» **TASK REQUIREMENTS**: Write out the entries again exactly as they are given.

» **INPUT**:

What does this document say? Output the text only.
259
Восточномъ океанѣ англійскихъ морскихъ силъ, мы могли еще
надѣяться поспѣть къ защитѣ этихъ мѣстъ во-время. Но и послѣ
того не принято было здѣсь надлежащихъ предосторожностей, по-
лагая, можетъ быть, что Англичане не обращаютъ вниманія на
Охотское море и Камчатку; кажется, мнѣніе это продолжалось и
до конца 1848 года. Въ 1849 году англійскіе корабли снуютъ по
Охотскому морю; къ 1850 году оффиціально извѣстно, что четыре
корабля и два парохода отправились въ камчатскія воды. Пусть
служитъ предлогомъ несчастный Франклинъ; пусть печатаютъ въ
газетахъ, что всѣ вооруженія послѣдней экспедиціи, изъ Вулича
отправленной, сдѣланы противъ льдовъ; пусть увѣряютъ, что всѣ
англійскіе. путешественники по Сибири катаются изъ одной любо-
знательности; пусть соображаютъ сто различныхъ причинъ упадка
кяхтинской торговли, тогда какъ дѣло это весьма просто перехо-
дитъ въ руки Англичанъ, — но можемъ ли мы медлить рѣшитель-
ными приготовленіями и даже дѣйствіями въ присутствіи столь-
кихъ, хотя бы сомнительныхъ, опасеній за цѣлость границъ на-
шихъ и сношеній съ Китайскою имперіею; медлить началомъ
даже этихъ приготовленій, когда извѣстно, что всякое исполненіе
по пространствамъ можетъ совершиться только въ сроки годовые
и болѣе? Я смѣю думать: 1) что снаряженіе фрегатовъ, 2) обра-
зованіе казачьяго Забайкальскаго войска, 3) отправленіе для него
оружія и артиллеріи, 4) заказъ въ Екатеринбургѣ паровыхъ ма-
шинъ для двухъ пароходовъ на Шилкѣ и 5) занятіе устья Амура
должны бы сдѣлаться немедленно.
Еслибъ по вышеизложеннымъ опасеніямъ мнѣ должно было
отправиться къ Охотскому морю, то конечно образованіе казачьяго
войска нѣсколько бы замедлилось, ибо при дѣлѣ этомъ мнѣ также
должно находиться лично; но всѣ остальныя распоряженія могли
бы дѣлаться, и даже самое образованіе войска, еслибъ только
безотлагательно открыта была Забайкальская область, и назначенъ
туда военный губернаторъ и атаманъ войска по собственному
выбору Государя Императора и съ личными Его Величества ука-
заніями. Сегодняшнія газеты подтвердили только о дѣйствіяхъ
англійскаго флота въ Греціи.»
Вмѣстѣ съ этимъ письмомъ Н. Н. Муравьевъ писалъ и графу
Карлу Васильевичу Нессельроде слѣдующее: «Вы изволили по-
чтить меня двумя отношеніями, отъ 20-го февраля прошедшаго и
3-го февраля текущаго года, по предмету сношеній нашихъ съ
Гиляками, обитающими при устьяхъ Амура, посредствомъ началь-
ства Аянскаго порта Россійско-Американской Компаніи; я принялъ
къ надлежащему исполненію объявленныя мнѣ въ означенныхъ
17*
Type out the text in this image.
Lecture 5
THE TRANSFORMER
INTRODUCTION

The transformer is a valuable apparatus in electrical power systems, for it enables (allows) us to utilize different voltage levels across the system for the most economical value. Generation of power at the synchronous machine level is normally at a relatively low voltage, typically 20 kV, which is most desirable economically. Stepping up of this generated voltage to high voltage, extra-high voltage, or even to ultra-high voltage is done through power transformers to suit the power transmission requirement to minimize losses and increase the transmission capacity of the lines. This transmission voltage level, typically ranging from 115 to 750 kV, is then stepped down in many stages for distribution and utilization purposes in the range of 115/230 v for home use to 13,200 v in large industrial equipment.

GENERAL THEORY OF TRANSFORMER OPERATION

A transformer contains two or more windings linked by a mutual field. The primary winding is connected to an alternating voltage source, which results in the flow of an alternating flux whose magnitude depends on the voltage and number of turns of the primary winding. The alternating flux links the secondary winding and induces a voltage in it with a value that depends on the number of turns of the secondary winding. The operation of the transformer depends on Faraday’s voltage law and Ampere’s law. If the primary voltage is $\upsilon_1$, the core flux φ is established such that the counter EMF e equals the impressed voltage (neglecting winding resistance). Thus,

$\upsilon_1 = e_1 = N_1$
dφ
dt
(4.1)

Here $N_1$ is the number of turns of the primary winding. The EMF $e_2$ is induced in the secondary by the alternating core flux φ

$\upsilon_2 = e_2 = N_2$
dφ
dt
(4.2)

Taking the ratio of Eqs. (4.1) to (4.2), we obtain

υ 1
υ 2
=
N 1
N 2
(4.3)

» **EXPECTED ANSWER**:
What does this document say? Output the text only.
259
Восточномъ океанѣ англійскихъ морскихъ силъ, мы могли еще
надѣяться поспѣть къ защитѣ этихъ мѣстъ во-время. Но и послѣ
того не принято было здѣсь надлежащихъ предосторожностей, по-
лагая, можетъ быть, что Англичане не обращаютъ вниманія на
Охотское море и Камчатку; кажется, мнѣніе это продолжалось и
до конца 1848 года. Въ 1849 году англійскіе корабли снуютъ по
Охотскому морю; къ 1850 году оффиціально извѣстно, что четыре
корабля и два парохода отправились въ камчатскія воды. Пусть
служитъ предлогомъ несчастный Франклинъ; пусть печатаютъ въ
газетахъ, что всѣ вооруженія послѣдней экспедиціи, изъ Вулича
отправленной, сдѣланы противъ льдовъ; пусть увѣряютъ, что всѣ
англійскіе. путешественники по Сибири катаются изъ одной любо-
знательности; пусть соображаютъ сто различныхъ причинъ упадка
кяхтинской торговли, тогда какъ дѣло это весьма просто перехо-
дитъ въ руки Англичанъ, — но можемъ ли мы медлить рѣшитель-
ными приготовленіями и даже дѣйствіями въ присутствіи столь-
кихъ, хотя бы сомнительныхъ, опасеній за цѣлость границъ на-
шихъ и сношеній съ Китайскою имперіею; медлить началомъ
даже этихъ приготовленій, когда извѣстно, что всякое исполненіе
по пространствамъ можетъ совершиться только въ сроки годовые
и болѣе? Я смѣю думать: 1) что снаряженіе фрегатовъ, 2) обра-
зованіе казачьяго Забайкальскаго войска, 3) отправленіе для него
оружія и артиллеріи, 4) заказъ въ Екатеринбургѣ паровыхъ ма-
шинъ для двухъ пароходовъ на Шилкѣ и 5) занятіе устья Амура
должны бы сдѣлаться немедленно.
Еслибъ по вышеизложеннымъ опасеніямъ мнѣ должно было
отправиться къ Охотскому морю, то конечно образованіе казачьяго
войска нѣсколько бы замедлилось, ибо при дѣлѣ этомъ мнѣ также
должно находиться лично; но всѣ остальныя распоряженія могли
бы дѣлаться, и даже самое образованіе войска, еслибъ только
безотлагательно открыта была Забайкальская область, и назначенъ
туда военный губернаторъ и атаманъ войска по собственному
выбору Государя Императора и съ личными Его Величества ука-
заніями. Сегодняшнія газеты подтвердили только о дѣйствіяхъ
англійскаго флота въ Греціи.»
Вмѣстѣ съ этимъ письмомъ Н. Н. Муравьевъ писалъ и графу
Карлу Васильевичу Нессельроде слѣдующее: «Вы изволили по-
чтить меня двумя отношеніями, отъ 20-го февраля прошедшаго и
3-го февраля текущаго года, по предмету сношеній нашихъ съ
Гиляками, обитающими при устьяхъ Амура, посредствомъ началь-
ства Аянскаго порта Россійско-Американской Компаніи; я принялъ
къ надлежащему исполненію объявленныя мнѣ въ означенныхъ
17*
Type out the text in this image.
Lecture 5
THE TRANSFORMER
INTRODUCTION

The transformer is a valuable apparatus in electrical power systems, for it enables (allows) us to utilize different voltage levels across the system for the most economical value. Generation of power at the synchronous machine level is normally at a relatively low voltage, typically 20 kV, which is most desirable economically. Stepping up of this generated voltage to high voltage, extra-high voltage, or even to ultra-high voltage is done through power transformers to suit the power transmission requirement to minimize losses and increase the transmission capacity of the lines. This transmission voltage level, typically ranging from 115 to 750 kV, is then stepped down in many stages for distribution and utilization purposes in the range of 115/230 v for home use to 13,200 v in large industrial equipment.

GENERAL THEORY OF TRANSFORMER OPERATION

A transformer contains two or more windings linked by a mutual field. The primary winding is connected to an alternating voltage source, which results in the flow of an alternating flux whose magnitude depends on the voltage and number of turns of the primary winding. The alternating flux links the secondary winding and induces a voltage in it with a value that depends on the number of turns of the secondary winding. The operation of the transformer depends on Faraday’s voltage law and Ampere’s law. If the primary voltage is $\upsilon_1$, the core flux φ is established such that the counter EMF e equals the impressed voltage (neglecting winding resistance). Thus,

$\upsilon_1 = e_1 = N_1$
dφ
dt
(4.1)

Here $N_1$ is the number of turns of the primary winding. The EMF $e_2$ is induced in the secondary by the alternating core flux φ

$\upsilon_2 = e_2 = N_2$
dφ
dt
(4.2)

Taking the ratio of Eqs. (4.1) to (4.2), we obtain

υ 1
υ 2
=
N 1
N 2
(4.3)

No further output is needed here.